» Directions for this task
From the listing below, pull out every line where the string "haben" appears.

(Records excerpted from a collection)
☆ ☆ ☆ ☆

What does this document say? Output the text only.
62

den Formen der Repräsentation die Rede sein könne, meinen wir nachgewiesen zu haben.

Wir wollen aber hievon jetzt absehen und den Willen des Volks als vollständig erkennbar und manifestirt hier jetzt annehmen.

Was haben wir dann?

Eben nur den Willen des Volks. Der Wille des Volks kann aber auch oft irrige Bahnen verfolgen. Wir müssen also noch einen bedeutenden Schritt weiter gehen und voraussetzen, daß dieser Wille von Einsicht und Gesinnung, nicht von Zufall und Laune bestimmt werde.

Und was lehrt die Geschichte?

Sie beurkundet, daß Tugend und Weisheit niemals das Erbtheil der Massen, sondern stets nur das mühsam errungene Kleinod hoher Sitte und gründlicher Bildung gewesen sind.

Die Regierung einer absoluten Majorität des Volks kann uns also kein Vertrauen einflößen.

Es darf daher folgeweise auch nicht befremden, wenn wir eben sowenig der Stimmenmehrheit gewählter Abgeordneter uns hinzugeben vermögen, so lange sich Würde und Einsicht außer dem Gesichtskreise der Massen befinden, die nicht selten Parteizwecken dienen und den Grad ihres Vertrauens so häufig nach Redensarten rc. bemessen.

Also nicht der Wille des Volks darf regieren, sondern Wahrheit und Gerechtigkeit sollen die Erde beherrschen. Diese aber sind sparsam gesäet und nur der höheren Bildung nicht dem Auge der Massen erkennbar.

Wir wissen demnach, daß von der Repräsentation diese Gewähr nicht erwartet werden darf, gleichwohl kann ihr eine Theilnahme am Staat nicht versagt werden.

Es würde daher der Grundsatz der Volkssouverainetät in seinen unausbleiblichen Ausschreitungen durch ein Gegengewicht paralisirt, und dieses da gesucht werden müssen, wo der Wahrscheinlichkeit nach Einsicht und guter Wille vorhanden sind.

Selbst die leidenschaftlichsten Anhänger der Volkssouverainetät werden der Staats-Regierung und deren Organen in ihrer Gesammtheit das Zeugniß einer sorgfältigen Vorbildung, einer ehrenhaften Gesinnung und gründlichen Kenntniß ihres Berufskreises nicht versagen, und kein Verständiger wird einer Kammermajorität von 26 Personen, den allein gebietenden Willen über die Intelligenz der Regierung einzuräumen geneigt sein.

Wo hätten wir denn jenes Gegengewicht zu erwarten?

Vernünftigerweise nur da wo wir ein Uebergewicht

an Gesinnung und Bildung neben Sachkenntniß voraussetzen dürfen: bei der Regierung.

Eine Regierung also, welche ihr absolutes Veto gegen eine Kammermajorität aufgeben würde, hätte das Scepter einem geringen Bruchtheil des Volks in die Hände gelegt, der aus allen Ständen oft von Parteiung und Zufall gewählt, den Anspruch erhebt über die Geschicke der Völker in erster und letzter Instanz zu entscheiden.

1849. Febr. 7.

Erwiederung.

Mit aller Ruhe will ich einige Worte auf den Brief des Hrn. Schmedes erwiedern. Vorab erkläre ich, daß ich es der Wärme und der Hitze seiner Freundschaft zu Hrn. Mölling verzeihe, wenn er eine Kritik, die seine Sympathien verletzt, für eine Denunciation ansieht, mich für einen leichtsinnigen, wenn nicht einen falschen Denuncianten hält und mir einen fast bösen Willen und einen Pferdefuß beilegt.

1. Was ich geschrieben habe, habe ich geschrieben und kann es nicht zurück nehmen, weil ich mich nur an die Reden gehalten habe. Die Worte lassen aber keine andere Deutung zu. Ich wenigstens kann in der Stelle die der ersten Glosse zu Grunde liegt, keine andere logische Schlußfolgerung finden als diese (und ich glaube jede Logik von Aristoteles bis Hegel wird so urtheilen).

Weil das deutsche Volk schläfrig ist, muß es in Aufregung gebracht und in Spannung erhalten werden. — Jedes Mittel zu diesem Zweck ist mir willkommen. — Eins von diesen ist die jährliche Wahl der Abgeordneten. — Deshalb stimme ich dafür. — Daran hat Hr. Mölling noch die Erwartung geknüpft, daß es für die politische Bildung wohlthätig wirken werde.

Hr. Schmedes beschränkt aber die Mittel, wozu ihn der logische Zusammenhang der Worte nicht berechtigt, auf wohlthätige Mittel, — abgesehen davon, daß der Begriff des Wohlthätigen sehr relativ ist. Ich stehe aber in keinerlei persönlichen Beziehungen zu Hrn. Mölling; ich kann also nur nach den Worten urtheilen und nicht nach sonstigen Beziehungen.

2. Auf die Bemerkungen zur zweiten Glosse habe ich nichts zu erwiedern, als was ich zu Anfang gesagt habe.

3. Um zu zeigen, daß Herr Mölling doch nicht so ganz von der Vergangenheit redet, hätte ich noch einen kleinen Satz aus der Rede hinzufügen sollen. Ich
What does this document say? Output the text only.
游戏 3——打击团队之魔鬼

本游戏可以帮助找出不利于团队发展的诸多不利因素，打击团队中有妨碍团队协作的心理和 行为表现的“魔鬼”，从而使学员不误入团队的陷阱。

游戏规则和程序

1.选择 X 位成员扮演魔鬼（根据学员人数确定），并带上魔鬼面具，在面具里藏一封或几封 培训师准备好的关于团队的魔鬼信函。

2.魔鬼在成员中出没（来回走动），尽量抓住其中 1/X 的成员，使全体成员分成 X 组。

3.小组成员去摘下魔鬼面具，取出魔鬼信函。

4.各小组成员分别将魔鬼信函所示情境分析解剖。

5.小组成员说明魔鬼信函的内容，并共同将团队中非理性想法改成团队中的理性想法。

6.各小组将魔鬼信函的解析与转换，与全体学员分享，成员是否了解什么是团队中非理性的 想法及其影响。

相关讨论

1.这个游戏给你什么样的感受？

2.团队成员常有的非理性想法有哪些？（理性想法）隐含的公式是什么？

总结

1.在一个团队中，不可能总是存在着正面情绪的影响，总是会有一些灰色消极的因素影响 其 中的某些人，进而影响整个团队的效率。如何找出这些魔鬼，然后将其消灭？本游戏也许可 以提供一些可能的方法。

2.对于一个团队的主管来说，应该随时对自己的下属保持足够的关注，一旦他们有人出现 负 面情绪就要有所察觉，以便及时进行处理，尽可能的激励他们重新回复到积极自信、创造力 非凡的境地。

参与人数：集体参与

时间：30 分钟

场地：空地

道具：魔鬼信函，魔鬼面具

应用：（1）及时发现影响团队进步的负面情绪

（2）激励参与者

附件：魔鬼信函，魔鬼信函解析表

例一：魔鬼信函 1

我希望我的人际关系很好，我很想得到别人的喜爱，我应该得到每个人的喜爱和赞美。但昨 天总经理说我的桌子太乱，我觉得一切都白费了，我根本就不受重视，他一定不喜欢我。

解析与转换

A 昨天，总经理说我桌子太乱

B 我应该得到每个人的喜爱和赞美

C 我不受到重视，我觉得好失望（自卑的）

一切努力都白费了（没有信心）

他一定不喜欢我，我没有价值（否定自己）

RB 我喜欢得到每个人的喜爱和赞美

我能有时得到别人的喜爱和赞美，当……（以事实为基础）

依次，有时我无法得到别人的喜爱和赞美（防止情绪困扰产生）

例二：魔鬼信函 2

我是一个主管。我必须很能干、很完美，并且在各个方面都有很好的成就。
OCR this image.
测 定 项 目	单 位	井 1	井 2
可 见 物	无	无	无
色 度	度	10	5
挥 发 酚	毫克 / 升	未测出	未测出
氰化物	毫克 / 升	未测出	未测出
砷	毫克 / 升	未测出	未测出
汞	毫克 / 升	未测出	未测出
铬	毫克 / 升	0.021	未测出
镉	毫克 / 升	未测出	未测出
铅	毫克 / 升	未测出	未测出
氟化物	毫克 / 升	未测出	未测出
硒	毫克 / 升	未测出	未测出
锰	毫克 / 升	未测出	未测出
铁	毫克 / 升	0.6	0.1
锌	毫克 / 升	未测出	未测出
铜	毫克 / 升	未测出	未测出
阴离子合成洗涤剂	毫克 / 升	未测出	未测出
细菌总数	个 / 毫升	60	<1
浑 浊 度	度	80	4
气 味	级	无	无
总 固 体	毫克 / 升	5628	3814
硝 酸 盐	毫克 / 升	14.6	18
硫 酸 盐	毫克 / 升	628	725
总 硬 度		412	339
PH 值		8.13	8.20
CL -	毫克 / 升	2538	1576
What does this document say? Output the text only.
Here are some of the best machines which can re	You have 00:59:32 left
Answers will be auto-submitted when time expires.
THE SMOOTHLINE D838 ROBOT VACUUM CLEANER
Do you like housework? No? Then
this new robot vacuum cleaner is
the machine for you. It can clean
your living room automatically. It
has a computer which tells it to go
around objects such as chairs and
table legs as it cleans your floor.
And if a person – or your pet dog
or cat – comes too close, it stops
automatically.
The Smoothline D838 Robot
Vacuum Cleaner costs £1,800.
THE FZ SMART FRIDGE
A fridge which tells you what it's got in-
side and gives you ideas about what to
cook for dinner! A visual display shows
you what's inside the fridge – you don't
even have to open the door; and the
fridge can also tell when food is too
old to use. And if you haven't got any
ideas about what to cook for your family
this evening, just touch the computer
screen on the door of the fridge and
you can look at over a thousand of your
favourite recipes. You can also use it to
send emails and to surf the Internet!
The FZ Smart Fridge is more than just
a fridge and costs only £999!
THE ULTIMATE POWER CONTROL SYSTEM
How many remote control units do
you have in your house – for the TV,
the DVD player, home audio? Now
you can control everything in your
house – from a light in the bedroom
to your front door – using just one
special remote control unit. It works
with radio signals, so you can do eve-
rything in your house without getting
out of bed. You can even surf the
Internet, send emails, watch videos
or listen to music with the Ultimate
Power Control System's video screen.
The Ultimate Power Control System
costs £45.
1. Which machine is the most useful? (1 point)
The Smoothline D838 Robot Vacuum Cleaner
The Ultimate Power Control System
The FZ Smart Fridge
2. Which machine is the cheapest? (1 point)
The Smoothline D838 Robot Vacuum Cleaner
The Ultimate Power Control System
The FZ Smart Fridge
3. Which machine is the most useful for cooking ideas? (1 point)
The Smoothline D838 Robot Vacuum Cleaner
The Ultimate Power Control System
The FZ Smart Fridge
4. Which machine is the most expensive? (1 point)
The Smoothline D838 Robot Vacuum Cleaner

☆ ☆ ☆ ☆

» Output of the exercise
den Formen der Repräsentation die Rede sein könne, meinen wir nachgewiesen zu haben.
Was haben wir dann?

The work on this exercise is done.